Which lines hold the word "this"? Copy each of them from the material.
** BEGIN Records supplied **
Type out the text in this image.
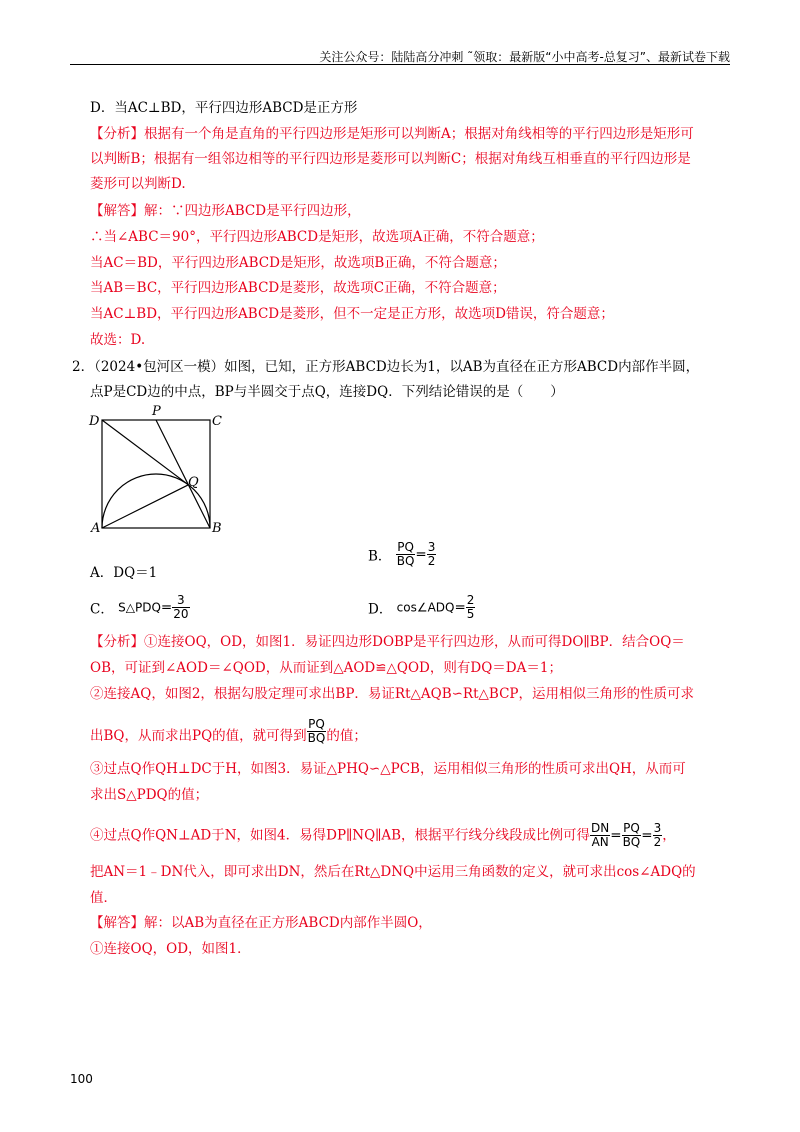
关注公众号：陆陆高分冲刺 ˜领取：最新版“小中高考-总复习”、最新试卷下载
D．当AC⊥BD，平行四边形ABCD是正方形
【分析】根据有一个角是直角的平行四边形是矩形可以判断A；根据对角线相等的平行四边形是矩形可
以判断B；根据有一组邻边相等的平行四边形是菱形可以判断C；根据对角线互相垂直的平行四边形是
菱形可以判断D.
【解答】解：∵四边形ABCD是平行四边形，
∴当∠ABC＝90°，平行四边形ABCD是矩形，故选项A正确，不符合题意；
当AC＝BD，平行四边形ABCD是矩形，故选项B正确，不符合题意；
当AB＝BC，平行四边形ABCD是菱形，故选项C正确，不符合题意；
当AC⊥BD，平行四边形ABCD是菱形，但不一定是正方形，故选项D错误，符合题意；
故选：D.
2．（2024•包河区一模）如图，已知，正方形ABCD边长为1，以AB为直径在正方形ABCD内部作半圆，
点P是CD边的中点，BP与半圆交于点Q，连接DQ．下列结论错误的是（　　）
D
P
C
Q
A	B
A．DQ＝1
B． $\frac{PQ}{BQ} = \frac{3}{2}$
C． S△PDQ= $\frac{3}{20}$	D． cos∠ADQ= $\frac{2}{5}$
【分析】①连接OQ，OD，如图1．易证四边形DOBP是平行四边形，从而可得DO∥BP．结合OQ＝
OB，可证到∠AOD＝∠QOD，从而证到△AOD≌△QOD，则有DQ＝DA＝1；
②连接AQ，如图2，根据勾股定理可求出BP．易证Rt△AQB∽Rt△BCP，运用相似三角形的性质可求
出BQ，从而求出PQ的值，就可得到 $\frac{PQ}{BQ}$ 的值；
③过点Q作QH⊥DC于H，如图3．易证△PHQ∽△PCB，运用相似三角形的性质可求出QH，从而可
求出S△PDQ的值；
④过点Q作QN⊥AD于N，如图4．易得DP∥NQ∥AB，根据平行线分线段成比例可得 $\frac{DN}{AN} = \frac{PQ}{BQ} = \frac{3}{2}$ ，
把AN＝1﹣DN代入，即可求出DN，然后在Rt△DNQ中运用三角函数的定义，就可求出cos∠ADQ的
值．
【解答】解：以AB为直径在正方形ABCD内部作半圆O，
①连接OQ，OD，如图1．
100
** END Records supplied **
** BEGIN Records supplied **
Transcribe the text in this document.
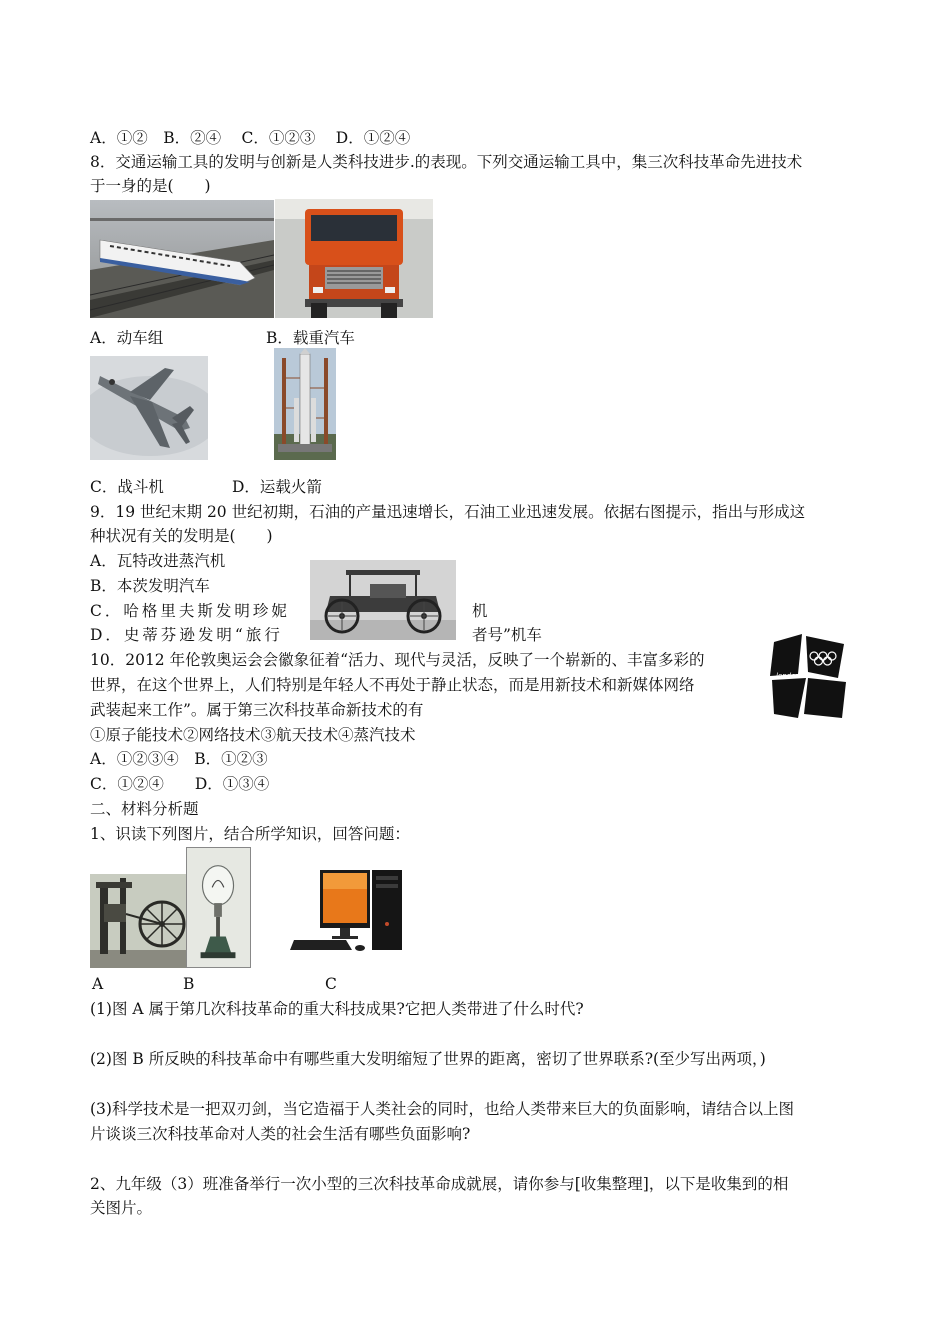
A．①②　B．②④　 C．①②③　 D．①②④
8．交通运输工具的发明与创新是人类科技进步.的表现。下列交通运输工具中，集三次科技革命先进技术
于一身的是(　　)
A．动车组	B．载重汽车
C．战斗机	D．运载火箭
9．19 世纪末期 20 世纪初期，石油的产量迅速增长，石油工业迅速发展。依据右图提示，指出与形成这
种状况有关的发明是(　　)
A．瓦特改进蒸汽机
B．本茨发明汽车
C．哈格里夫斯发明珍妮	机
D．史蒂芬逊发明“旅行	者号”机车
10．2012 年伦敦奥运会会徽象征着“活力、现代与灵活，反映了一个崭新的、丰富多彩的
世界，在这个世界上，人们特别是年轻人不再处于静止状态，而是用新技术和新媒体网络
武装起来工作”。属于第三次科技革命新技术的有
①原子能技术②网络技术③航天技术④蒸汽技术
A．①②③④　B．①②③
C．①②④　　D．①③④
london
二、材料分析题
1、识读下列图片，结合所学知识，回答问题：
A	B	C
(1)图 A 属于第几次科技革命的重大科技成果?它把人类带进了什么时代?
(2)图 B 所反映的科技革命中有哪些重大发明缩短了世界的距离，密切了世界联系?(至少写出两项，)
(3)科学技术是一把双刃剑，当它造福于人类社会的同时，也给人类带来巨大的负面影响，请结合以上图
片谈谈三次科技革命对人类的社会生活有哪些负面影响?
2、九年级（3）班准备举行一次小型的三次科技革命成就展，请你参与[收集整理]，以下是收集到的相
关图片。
** END Records supplied **
** BEGIN Records supplied **
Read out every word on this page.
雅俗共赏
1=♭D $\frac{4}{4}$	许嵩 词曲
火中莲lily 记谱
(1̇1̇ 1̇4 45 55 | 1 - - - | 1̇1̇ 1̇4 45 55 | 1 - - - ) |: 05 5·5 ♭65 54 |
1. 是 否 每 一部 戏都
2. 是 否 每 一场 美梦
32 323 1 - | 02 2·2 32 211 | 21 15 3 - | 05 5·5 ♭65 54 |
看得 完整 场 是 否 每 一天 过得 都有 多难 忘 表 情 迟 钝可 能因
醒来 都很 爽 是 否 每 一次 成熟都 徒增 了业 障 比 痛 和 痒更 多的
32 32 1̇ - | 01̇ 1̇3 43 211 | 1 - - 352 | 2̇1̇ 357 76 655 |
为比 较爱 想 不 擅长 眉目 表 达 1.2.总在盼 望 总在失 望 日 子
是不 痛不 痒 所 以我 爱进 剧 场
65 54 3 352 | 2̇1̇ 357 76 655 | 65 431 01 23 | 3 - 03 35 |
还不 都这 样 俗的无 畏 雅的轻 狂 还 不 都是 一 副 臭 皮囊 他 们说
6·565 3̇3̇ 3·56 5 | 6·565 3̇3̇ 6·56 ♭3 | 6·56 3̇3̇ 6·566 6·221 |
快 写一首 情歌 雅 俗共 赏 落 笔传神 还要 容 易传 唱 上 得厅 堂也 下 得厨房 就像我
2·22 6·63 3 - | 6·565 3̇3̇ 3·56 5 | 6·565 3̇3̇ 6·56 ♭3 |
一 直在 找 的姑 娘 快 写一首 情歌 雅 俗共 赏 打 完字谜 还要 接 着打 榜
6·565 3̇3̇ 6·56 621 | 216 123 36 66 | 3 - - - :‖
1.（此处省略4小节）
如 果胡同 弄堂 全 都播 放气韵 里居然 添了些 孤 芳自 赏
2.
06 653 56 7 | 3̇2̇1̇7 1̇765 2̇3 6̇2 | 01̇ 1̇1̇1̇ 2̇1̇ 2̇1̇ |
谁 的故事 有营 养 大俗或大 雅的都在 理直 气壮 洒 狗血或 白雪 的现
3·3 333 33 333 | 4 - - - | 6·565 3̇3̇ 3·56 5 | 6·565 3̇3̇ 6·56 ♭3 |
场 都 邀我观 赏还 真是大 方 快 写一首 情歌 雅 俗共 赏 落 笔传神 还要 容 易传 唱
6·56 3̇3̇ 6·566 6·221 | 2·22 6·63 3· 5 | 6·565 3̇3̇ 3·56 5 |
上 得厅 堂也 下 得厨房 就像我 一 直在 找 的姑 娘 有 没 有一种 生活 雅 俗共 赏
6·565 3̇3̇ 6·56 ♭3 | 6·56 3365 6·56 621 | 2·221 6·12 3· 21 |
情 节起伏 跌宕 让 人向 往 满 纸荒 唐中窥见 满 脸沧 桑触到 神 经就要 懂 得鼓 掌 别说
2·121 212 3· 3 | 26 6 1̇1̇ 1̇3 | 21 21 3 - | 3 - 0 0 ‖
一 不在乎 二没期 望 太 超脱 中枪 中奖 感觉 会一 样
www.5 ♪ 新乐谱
** END Records supplied **
- Written reply
Type out the text in this image.
Transcribe the text in this document.
Read out every word on this page.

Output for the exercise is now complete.